- [Trecho]
Poucos são aqueles que – por um único fulgor emergente da fama – alcançam a casta dos inesquecíveis na memória social. No caso de Sylvia Kristel, quem jamais a esquecerá teve na juventude seu primeiro encontro com o charme de uma mulher belíssima, que entrelaçado ao mistério galante de sua personagem de maior sucesso, viu gerações e mais gerações envolvidas pela sensualidade de Emanuelle, a protagonista ingênua da mais celebrada franquia de filmes eróticos da história.
Só o primeiro “Emanuelle” ficou treze anos em cartaz na França, dando origem a uma centena de continuações e pequenos filmes. Ao todo, a franquia esteve em cartaz, em um cinema da Champs Elisées, a ilustre avenida parisiense, por mais de quinze anos.

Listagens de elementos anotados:
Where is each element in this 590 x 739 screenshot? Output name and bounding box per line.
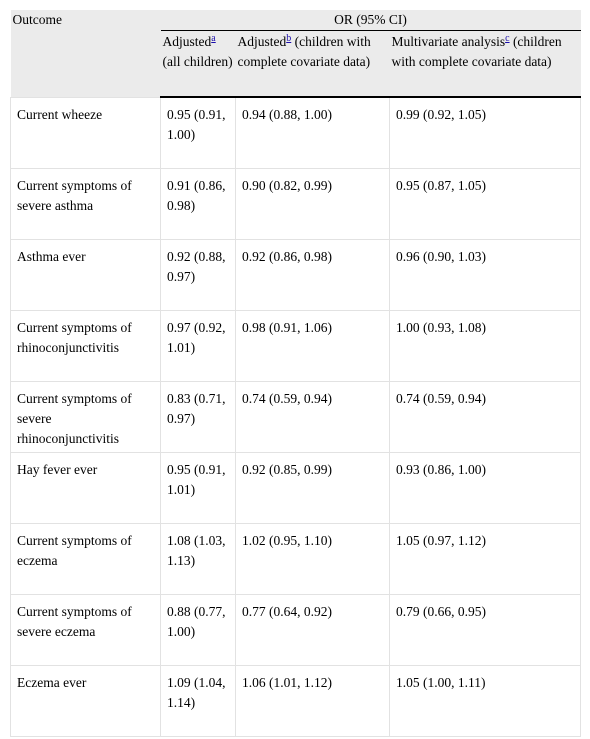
footnote-marker: b xyxy=(286,32,291,44)
column-title: Multivariate analysis xyxy=(391,34,506,49)
table-row: Asthma ever 0.92 (0.88, 0.97) 0.92 (0.86, … xyxy=(10,239,582,311)
value-cell: 0.99 (0.92, 1.05) xyxy=(388,96,582,169)
column-header: Adjustedb (children with complete covari… xyxy=(235,30,390,98)
outcome-cell: Current symptoms of severe asthma xyxy=(10,168,161,240)
table-row: Current symptoms of severe rhinoconjunct… xyxy=(10,381,582,453)
value-cell: 1.06 (1.01, 1.12) xyxy=(235,665,390,737)
footnote-link[interactable]: c xyxy=(505,32,510,44)
value-cell: 0.96 (0.90, 1.03) xyxy=(388,239,582,311)
table-row: Current wheeze 0.95 (0.91, 1.00) 0.94 (0.8… xyxy=(10,96,582,169)
group-header: OR (95% CI) xyxy=(160,10,581,31)
value-cell: 1.02 (0.95, 1.10) xyxy=(235,523,390,595)
table-row: Current symptoms of severe asthma 0.91 (0… xyxy=(10,168,582,240)
value-cell: 0.94 (0.88, 1.00) xyxy=(235,96,390,169)
table-row: Hay fever ever 0.95 (0.91, 1.01) 0.92 (0.8… xyxy=(10,452,582,524)
value-cell: 0.91 (0.86, 0.98) xyxy=(160,168,236,240)
value-cell: 1.05 (0.97, 1.12) xyxy=(388,523,582,595)
table-body: Current wheeze 0.95 (0.91, 1.00) 0.94 (0.8… xyxy=(10,96,582,737)
value-cell: 0.95 (0.91, 1.01) xyxy=(160,452,236,524)
value-cell: 0.88 (0.77, 1.00) xyxy=(160,594,236,666)
value-cell: 0.77 (0.64, 0.92) xyxy=(235,594,390,666)
value-cell: 1.00 (0.93, 1.08) xyxy=(388,310,582,382)
value-cell: 0.92 (0.85, 0.99) xyxy=(235,452,390,524)
column-header: Adjusteda (all children) xyxy=(160,30,236,98)
value-cell: 0.90 (0.82, 0.99) xyxy=(235,168,390,240)
subheader-row: Adjusteda (all children) Adjustedb (child… xyxy=(11,30,581,98)
footnote-marker: a xyxy=(211,32,215,44)
outcome-cell: Asthma ever xyxy=(10,239,161,311)
outcome-cell: Current symptoms of severe eczema xyxy=(10,594,161,666)
table-row: Eczema ever 1.09 (1.04, 1.14) 1.06 (1.01, … xyxy=(10,665,582,737)
outcome-cell: Current wheeze xyxy=(10,96,161,169)
value-cell: 0.92 (0.88, 0.97) xyxy=(160,239,236,311)
value-cell: 0.92 (0.86, 0.98) xyxy=(235,239,390,311)
value-cell: 0.97 (0.92, 1.01) xyxy=(160,310,236,382)
footnote-link[interactable]: b xyxy=(286,32,292,44)
column-subtitle: (all children) xyxy=(162,54,233,69)
value-cell: 1.05 (1.00, 1.11) xyxy=(388,665,582,737)
outcome-cell: Current symptoms of rhinoconjunctivitis xyxy=(10,310,161,382)
footnote-marker: c xyxy=(505,32,509,44)
value-cell: 0.95 (0.91, 1.00) xyxy=(160,96,236,169)
outcome-header: Outcome xyxy=(10,10,161,97)
value-cell: 1.08 (1.03, 1.13) xyxy=(160,523,236,595)
column-header: Multivariate analysisc (children with co… xyxy=(389,30,581,98)
value-cell: 0.93 (0.86, 1.00) xyxy=(388,452,582,524)
table-row: Current symptoms of rhinoconjunctivitis 0… xyxy=(10,310,582,382)
value-cell: 0.83 (0.71, 0.97) xyxy=(160,381,236,453)
column-subtitle: (children with complete covariate data) xyxy=(391,34,562,69)
column-title: Adjusted xyxy=(237,34,287,49)
value-cell: 1.09 (1.04, 1.14) xyxy=(160,665,236,737)
outcome-cell: Current symptoms of severe rhinoconjunct… xyxy=(10,381,161,453)
value-cell: 0.95 (0.87, 1.05) xyxy=(388,168,582,240)
value-cell: 0.98 (0.91, 1.06) xyxy=(235,310,390,382)
table-row: Current symptoms of eczema 1.08 (1.03, 1.… xyxy=(10,523,582,595)
table-row: Current symptoms of severe eczema 0.88 (0… xyxy=(10,594,582,666)
outcome-cell: Eczema ever xyxy=(10,665,161,737)
column-subtitle: (children with complete covariate data) xyxy=(237,34,371,69)
column-title: Adjusted xyxy=(162,34,212,49)
outcome-cell: Hay fever ever xyxy=(10,452,161,524)
table-header: Outcome OR (95% CI) Adjusteda (all child… xyxy=(10,10,581,98)
value-cell: 0.74 (0.59, 0.94) xyxy=(235,381,390,453)
value-cell: 0.74 (0.59, 0.94) xyxy=(388,381,582,453)
outcome-cell: Current symptoms of eczema xyxy=(10,523,161,595)
footnote-link[interactable]: a xyxy=(211,32,216,44)
value-cell: 0.79 (0.66, 0.95) xyxy=(388,594,582,666)
or-table: Outcome OR (95% CI) Adjusteda (all child… xyxy=(10,10,582,737)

- [Lista de tarefas]
1) Segundo o trecho sobre Sylvia Kristel, por quanto tempo o primeiro "Emanuelle" ficou em cartaz na França?
2) Formate como uma lista JSON de strings as linhas da listagem que vão da que contém "footnote-marker: b xyxy=(286,32,291,44)" até a que contém "outcome-cell: Current symptoms of severe asthma", ambas incluídas. Use uma string por linha e omita as linhas em branco.
O trecho e a listagem são materiais independentes um do outro.

- [Respostas finais]
1) Treze anos.

2)
[
  "footnote-marker: b xyxy=(286,32,291,44)",
  "column-title: Multivariate analysis xyxy=(391,34,506,49)",
  "table-row: Asthma ever 0.92 (0.88, 0.97) 0.92 (0.86, … xyxy=(10,239,582,311)",
  "value-cell: 0.99 (0.92, 1.05) xyxy=(388,96,582,169)",
  "column-header: Adjustedb (children with complete covari… xyxy=(235,30,390,98)",
  "outcome-cell: Current symptoms of severe asthma xyxy=(10,168,161,240)"
]